→ THE PROBLEM
In the records below, find each line containing the word "from" and copy it.

# Start of EXERCISE MATERIAL

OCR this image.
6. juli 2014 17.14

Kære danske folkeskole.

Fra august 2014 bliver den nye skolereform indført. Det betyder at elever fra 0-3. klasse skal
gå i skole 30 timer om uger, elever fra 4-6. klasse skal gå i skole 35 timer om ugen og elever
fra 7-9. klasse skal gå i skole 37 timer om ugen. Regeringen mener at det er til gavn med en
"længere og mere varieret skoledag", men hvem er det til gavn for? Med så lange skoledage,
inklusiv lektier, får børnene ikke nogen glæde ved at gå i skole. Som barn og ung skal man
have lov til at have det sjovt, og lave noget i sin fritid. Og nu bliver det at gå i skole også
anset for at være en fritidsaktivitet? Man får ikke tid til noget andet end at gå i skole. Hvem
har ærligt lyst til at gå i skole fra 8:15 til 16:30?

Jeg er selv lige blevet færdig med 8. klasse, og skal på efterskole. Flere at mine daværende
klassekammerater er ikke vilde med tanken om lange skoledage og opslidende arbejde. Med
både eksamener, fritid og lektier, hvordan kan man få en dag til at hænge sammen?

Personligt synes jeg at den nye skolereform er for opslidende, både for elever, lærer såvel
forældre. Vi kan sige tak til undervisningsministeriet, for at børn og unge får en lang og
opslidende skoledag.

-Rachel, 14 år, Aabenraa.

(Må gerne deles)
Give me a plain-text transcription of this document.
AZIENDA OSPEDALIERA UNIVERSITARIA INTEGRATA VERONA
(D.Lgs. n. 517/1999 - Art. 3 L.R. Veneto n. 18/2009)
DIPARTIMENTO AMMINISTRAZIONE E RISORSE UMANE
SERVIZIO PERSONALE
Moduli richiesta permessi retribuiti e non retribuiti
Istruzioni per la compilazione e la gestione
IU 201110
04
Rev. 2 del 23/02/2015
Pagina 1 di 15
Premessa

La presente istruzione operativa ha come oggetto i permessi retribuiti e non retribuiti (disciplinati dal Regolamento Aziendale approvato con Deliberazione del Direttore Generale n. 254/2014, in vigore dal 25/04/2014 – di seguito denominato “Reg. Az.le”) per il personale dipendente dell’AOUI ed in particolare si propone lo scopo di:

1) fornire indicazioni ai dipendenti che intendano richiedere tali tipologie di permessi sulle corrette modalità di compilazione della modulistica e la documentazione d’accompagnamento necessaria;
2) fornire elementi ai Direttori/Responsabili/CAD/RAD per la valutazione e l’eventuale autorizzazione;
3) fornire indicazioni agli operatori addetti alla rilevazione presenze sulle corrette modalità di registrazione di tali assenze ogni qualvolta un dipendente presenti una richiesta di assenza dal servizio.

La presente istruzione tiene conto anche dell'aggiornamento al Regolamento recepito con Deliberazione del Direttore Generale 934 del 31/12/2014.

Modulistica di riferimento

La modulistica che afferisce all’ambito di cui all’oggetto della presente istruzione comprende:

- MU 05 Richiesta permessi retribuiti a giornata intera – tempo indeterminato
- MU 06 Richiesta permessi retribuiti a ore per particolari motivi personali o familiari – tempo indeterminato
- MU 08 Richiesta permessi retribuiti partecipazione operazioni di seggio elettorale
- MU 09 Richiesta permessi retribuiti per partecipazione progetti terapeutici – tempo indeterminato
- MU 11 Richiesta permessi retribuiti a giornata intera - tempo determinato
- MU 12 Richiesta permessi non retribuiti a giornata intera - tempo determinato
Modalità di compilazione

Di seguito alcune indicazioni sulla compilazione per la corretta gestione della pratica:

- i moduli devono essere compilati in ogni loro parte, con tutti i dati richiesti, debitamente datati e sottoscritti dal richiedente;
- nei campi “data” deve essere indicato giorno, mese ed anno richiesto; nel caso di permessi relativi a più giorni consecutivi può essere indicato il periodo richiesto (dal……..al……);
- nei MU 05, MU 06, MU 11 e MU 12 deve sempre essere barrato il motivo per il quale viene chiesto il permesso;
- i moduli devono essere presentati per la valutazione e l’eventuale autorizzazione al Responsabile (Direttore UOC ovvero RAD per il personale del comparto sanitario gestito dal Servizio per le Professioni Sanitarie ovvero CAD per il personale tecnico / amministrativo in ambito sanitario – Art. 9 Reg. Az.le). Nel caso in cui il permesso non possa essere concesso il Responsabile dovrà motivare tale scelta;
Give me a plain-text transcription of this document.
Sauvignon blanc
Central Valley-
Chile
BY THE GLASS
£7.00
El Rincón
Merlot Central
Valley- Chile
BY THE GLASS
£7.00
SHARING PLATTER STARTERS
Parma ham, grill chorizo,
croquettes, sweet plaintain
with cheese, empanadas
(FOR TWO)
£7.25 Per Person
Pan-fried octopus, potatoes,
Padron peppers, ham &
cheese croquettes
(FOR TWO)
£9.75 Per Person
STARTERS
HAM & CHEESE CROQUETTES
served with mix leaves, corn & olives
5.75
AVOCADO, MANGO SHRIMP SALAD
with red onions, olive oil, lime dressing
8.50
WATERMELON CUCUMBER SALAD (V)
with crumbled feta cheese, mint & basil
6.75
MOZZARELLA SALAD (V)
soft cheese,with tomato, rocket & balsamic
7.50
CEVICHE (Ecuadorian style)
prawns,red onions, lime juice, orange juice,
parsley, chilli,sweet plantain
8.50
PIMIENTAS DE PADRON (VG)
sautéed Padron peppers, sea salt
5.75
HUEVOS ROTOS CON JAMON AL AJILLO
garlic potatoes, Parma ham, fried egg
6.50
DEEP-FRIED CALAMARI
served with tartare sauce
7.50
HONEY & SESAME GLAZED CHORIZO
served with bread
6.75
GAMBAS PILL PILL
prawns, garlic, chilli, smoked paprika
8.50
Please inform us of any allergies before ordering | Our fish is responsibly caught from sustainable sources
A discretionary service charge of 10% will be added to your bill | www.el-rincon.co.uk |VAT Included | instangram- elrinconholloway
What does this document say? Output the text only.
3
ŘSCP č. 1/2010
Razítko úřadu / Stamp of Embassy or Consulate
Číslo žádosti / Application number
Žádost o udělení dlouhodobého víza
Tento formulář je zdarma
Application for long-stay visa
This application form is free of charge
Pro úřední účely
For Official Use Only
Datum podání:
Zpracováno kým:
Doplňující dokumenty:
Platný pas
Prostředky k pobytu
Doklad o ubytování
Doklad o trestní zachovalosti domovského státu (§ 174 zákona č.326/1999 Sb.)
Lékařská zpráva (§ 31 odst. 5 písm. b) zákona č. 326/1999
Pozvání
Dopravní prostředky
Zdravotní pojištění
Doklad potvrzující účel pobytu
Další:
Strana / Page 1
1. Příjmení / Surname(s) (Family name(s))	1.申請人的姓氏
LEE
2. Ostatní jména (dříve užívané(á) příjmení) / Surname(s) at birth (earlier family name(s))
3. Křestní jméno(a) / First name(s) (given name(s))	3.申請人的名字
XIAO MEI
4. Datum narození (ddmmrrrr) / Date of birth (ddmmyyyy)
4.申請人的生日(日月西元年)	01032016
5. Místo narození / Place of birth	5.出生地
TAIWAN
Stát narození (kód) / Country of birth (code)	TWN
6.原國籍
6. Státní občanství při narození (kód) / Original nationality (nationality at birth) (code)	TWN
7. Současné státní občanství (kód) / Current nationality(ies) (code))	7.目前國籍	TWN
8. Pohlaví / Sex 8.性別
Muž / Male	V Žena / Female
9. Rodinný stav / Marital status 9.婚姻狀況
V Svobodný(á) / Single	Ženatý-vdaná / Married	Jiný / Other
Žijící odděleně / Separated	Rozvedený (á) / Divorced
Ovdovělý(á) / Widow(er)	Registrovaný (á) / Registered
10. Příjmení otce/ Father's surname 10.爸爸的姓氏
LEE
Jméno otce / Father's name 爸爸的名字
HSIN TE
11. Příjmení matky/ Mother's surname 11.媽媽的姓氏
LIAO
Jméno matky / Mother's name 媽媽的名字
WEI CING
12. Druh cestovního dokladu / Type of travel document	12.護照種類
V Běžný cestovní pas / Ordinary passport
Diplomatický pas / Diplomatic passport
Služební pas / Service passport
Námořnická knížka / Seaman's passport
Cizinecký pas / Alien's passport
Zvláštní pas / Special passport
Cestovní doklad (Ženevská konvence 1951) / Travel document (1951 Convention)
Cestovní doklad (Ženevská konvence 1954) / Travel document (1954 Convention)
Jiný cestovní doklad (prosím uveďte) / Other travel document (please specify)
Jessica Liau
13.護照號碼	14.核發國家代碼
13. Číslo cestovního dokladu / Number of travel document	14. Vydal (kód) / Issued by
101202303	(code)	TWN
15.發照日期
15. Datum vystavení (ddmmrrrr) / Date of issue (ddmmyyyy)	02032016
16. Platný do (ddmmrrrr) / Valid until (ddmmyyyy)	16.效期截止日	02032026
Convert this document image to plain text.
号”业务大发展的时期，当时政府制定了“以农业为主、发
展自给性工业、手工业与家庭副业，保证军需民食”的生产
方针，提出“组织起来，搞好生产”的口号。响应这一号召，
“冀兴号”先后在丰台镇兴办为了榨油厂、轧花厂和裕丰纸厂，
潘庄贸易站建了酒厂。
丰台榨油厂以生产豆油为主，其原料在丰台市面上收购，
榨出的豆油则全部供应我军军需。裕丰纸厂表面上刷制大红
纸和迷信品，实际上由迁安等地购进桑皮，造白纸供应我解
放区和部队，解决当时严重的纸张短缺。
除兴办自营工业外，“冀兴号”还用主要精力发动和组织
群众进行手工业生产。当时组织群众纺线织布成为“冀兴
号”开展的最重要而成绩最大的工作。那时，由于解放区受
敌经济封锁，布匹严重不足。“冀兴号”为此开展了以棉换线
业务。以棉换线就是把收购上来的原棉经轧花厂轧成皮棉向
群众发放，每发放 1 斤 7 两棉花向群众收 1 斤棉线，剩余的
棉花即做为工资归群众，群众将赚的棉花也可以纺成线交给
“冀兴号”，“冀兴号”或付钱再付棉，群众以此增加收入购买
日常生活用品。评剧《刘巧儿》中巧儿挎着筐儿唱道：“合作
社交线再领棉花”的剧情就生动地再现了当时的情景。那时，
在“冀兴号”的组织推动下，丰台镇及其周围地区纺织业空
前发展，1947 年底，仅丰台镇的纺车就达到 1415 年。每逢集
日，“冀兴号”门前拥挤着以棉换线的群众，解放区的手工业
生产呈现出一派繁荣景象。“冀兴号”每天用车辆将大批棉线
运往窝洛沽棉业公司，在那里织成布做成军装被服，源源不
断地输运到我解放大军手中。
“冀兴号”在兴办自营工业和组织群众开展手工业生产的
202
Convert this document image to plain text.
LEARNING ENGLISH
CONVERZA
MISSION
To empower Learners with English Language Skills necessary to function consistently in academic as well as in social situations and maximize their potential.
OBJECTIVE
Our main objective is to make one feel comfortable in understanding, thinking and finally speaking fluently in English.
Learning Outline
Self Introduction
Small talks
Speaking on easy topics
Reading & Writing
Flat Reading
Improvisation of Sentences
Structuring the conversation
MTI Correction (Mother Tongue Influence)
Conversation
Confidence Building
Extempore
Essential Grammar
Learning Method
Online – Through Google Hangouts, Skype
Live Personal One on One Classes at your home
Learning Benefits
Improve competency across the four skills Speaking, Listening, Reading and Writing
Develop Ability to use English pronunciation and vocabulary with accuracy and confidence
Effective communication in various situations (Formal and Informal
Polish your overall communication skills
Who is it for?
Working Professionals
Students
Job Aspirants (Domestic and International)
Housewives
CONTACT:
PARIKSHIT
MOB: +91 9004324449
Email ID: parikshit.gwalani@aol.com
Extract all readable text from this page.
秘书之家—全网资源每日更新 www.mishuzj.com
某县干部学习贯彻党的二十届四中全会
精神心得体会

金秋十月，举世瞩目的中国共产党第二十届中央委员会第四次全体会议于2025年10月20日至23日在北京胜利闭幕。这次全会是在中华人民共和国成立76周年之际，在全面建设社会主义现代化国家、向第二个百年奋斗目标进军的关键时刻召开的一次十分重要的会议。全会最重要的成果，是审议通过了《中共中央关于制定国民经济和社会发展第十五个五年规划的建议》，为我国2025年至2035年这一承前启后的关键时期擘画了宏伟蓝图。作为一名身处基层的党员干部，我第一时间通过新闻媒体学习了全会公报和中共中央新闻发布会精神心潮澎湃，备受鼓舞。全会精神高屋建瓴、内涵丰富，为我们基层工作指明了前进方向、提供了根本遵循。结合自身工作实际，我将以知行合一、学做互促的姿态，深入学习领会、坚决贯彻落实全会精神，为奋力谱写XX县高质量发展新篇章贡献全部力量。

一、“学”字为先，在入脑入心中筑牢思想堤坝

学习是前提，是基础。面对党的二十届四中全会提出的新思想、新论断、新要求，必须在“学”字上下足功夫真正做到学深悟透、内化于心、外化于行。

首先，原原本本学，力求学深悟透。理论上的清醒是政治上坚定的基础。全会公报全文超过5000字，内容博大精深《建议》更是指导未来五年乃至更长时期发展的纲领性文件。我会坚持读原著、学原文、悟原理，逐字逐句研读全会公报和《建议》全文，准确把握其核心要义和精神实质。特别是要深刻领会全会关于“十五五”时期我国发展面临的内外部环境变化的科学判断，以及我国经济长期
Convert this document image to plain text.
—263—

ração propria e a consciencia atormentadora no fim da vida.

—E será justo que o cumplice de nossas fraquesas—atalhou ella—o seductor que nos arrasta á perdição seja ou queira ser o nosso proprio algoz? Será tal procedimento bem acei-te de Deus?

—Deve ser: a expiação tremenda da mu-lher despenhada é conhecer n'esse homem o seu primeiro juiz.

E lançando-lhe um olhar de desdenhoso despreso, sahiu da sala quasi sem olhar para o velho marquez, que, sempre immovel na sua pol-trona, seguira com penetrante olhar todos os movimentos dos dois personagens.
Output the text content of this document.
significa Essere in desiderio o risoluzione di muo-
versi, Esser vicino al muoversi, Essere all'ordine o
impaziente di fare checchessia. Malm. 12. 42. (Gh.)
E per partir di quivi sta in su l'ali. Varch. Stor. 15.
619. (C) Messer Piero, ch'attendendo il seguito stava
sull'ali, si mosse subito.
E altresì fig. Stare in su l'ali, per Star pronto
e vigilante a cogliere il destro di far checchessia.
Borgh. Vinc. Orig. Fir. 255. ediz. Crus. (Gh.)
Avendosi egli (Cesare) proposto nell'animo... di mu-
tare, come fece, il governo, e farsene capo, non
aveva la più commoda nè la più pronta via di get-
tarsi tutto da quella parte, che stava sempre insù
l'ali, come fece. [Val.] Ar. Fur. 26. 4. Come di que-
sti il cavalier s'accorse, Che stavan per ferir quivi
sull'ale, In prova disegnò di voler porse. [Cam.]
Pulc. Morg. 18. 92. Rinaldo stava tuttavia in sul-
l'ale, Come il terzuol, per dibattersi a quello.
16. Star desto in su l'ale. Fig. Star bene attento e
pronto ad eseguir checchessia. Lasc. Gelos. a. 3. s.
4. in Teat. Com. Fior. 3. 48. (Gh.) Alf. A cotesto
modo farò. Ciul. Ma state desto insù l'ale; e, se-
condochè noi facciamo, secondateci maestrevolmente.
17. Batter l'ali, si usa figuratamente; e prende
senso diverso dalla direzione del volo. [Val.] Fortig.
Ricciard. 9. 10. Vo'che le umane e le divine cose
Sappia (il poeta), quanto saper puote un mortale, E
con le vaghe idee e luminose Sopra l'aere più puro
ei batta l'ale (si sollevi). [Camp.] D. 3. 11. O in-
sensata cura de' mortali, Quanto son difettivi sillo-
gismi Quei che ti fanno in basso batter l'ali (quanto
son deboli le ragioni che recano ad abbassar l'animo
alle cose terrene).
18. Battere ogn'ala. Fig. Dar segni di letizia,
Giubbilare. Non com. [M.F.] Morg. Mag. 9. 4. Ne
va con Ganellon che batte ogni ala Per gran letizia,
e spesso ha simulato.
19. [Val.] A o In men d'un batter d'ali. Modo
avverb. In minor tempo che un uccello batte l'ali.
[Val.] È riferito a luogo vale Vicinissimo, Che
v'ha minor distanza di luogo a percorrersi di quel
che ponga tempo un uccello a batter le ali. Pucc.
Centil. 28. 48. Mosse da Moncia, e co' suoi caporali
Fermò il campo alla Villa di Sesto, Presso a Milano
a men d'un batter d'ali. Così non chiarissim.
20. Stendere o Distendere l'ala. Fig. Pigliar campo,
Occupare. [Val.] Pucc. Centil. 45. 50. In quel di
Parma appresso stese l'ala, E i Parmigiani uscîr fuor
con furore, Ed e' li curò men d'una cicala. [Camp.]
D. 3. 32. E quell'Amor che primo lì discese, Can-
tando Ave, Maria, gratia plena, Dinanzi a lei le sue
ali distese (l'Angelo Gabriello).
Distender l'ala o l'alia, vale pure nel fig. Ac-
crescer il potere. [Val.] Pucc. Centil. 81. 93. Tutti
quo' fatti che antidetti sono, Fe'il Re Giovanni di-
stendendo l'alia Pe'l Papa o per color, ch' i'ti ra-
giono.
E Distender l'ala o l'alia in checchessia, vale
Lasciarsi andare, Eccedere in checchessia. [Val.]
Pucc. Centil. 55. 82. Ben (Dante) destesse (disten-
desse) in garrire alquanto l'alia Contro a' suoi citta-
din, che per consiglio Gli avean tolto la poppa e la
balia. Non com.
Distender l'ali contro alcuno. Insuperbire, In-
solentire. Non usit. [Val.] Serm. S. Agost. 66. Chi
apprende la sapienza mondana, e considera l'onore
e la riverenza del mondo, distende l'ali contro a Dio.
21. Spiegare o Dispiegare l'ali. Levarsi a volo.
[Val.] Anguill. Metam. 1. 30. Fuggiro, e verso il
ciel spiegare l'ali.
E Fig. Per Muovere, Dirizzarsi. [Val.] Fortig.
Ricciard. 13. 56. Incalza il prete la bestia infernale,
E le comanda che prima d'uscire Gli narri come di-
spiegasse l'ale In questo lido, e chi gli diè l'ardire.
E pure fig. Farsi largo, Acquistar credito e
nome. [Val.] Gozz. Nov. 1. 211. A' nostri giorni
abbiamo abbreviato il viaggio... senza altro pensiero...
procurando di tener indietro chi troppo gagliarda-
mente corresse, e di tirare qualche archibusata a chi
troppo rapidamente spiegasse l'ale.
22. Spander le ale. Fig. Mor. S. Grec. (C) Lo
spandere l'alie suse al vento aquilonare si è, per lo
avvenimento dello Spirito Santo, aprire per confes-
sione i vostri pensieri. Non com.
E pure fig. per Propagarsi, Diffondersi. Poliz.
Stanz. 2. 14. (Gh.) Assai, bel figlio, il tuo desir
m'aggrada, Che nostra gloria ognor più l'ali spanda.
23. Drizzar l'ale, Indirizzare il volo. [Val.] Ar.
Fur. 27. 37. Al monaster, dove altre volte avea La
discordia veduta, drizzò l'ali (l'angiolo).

# End of EXERCISE MATERIAL

→ RESULT BELOW
Please inform us of any allergies before ordering | Our fish is responsibly caught from sustainable sources
Extract all readable text from this page.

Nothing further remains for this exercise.